*WHAT YOU HAVE TO DO:* Produce a word-for-word copy of the listing below without its pictures.

··· STORED ROWS

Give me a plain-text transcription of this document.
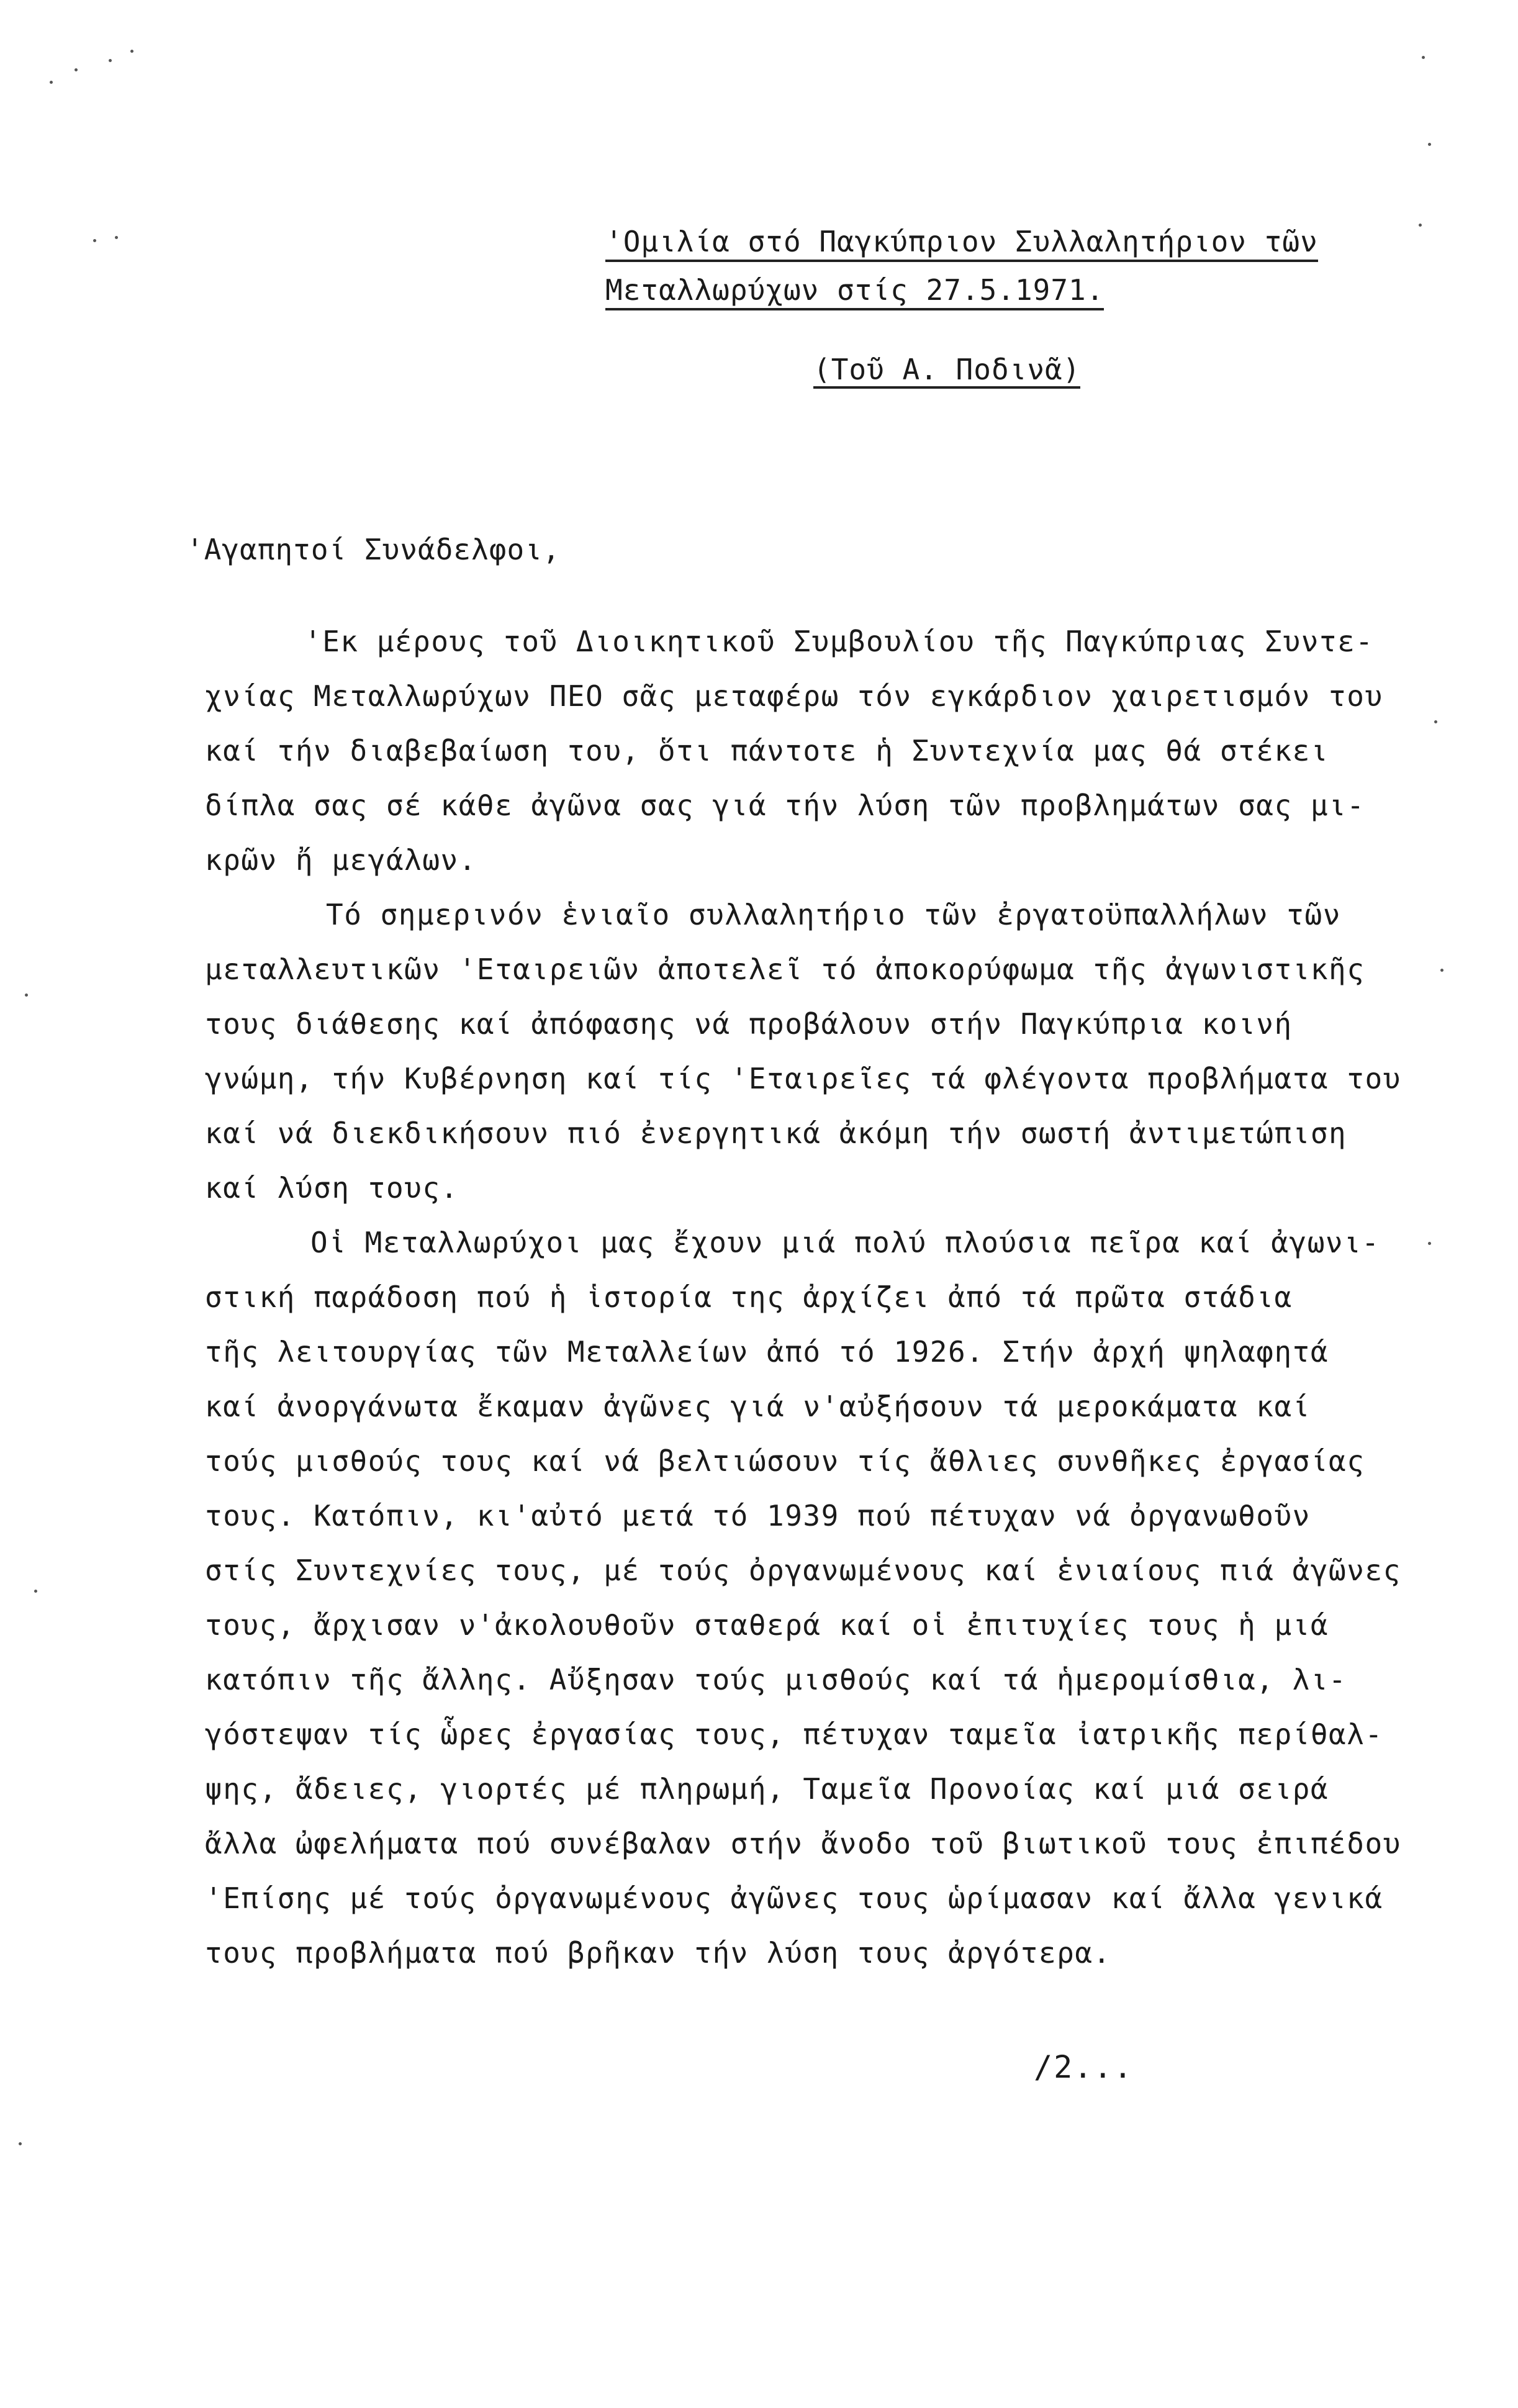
'Ομιλία στό Παγκύπριον Συλλαλητήριον τῶν
Μεταλλωρύχων στίς 27.5.1971.
(Τοῦ Α. Ποδινᾶ)
'Αγαπητοί Συνάδελφοι,
'Εκ μέρους τοῦ Διοικητικοῦ Συμβουλίου τῆς Παγκύπριας Συντε-
χνίας Μεταλλωρύχων ΠΕΟ σᾶς μεταφέρω τόν εγκάρδιον χαιρετισμόν του
καί τήν διαβεβαίωση του, ὅτι πάντοτε ἡ Συντεχνία μας θά στέκει
δίπλα σας σέ κάθε ἀγῶνα σας γιά τήν λύση τῶν προβλημάτων σας μι-
κρῶν ἤ μεγάλων.
Τό σημερινόν ἑνιαῖο συλλαλητήριο τῶν ἐργατοϋπαλλήλων τῶν
μεταλλευτικῶν 'Εταιρειῶν ἀποτελεῖ τό ἀποκορύφωμα τῆς ἀγωνιστικῆς
τους διάθεσης καί ἀπόφασης νά προβάλουν στήν Παγκύπρια κοινή
γνώμη, τήν Κυβέρνηση καί τίς 'Εταιρεῖες τά φλέγοντα προβλήματα του
καί νά διεκδικήσουν πιό ἐνεργητικά ἀκόμη τήν σωστή ἀντιμετώπιση
καί λύση τους.
Οἱ Μεταλλωρύχοι μας ἔχουν μιά πολύ πλούσια πεῖρα καί ἀγωνι-
στική παράδοση πού ἡ ἱστορία της ἀρχίζει ἀπό τά πρῶτα στάδια
τῆς λειτουργίας τῶν Μεταλλείων ἀπό τό 1926. Στήν ἀρχή ψηλαφητά
καί ἀνοργάνωτα ἔκαμαν ἀγῶνες γιά ν'αὐξήσουν τά μεροκάματα καί
τούς μισθούς τους καί νά βελτιώσουν τίς ἄθλιες συνθῆκες ἐργασίας
τους. Κατόπιν, κι'αὐτό μετά τό 1939 πού πέτυχαν νά ὀργανωθοῦν
στίς Συντεχνίες τους, μέ τούς ὀργανωμένους καί ἑνιαίους πιά ἀγῶνες
τους, ἄρχισαν ν'ἀκολουθοῦν σταθερά καί οἱ ἐπιτυχίες τους ἡ μιά
κατόπιν τῆς ἄλλης. Αὔξησαν τούς μισθούς καί τά ἡμερομίσθια, λι-
γόστεψαν τίς ὧρες ἐργασίας τους, πέτυχαν ταμεῖα ἰατρικῆς περίθαλ-
ψης, ἄδειες, γιορτές μέ πληρωμή, Ταμεῖα Προνοίας καί μιά σειρά
ἄλλα ὠφελήματα πού συνέβαλαν στήν ἄνοδο τοῦ βιωτικοῦ τους ἐπιπέδου
'Επίσης μέ τούς ὀργανωμένους ἀγῶνες τους ὡρίμασαν καί ἄλλα γενικά
τους προβλήματα πού βρῆκαν τήν λύση τους ἀργότερα.
/2...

······

*RIGHT ANSWER:*
Give me a plain-text transcription of this document.
'Ομιλία στό Παγκύπριον Συλλαλητήριον τῶν
Μεταλλωρύχων στίς 27.5.1971.
(Τοῦ Α. Ποδινᾶ)
'Αγαπητοί Συνάδελφοι,
'Εκ μέρους τοῦ Διοικητικοῦ Συμβουλίου τῆς Παγκύπριας Συντε-
χνίας Μεταλλωρύχων ΠΕΟ σᾶς μεταφέρω τόν εγκάρδιον χαιρετισμόν του
καί τήν διαβεβαίωση του, ὅτι πάντοτε ἡ Συντεχνία μας θά στέκει
δίπλα σας σέ κάθε ἀγῶνα σας γιά τήν λύση τῶν προβλημάτων σας μι-
κρῶν ἤ μεγάλων.
Τό σημερινόν ἑνιαῖο συλλαλητήριο τῶν ἐργατοϋπαλλήλων τῶν
μεταλλευτικῶν 'Εταιρειῶν ἀποτελεῖ τό ἀποκορύφωμα τῆς ἀγωνιστικῆς
τους διάθεσης καί ἀπόφασης νά προβάλουν στήν Παγκύπρια κοινή
γνώμη, τήν Κυβέρνηση καί τίς 'Εταιρεῖες τά φλέγοντα προβλήματα του
καί νά διεκδικήσουν πιό ἐνεργητικά ἀκόμη τήν σωστή ἀντιμετώπιση
καί λύση τους.
Οἱ Μεταλλωρύχοι μας ἔχουν μιά πολύ πλούσια πεῖρα καί ἀγωνι-
στική παράδοση πού ἡ ἱστορία της ἀρχίζει ἀπό τά πρῶτα στάδια
τῆς λειτουργίας τῶν Μεταλλείων ἀπό τό 1926. Στήν ἀρχή ψηλαφητά
καί ἀνοργάνωτα ἔκαμαν ἀγῶνες γιά ν'αὐξήσουν τά μεροκάματα καί
τούς μισθούς τους καί νά βελτιώσουν τίς ἄθλιες συνθῆκες ἐργασίας
τους. Κατόπιν, κι'αὐτό μετά τό 1939 πού πέτυχαν νά ὀργανωθοῦν
στίς Συντεχνίες τους, μέ τούς ὀργανωμένους καί ἑνιαίους πιά ἀγῶνες
τους, ἄρχισαν ν'ἀκολουθοῦν σταθερά καί οἱ ἐπιτυχίες τους ἡ μιά
κατόπιν τῆς ἄλλης. Αὔξησαν τούς μισθούς καί τά ἡμερομίσθια, λι-
γόστεψαν τίς ὧρες ἐργασίας τους, πέτυχαν ταμεῖα ἰατρικῆς περίθαλ-
ψης, ἄδειες, γιορτές μέ πληρωμή, Ταμεῖα Προνοίας καί μιά σειρά
ἄλλα ὠφελήματα πού συνέβαλαν στήν ἄνοδο τοῦ βιωτικοῦ τους ἐπιπέδου
'Επίσης μέ τούς ὀργανωμένους ἀγῶνες τους ὡρίμασαν καί ἄλλα γενικά
τους προβλήματα πού βρῆκαν τήν λύση τους ἀργότερα.
/2...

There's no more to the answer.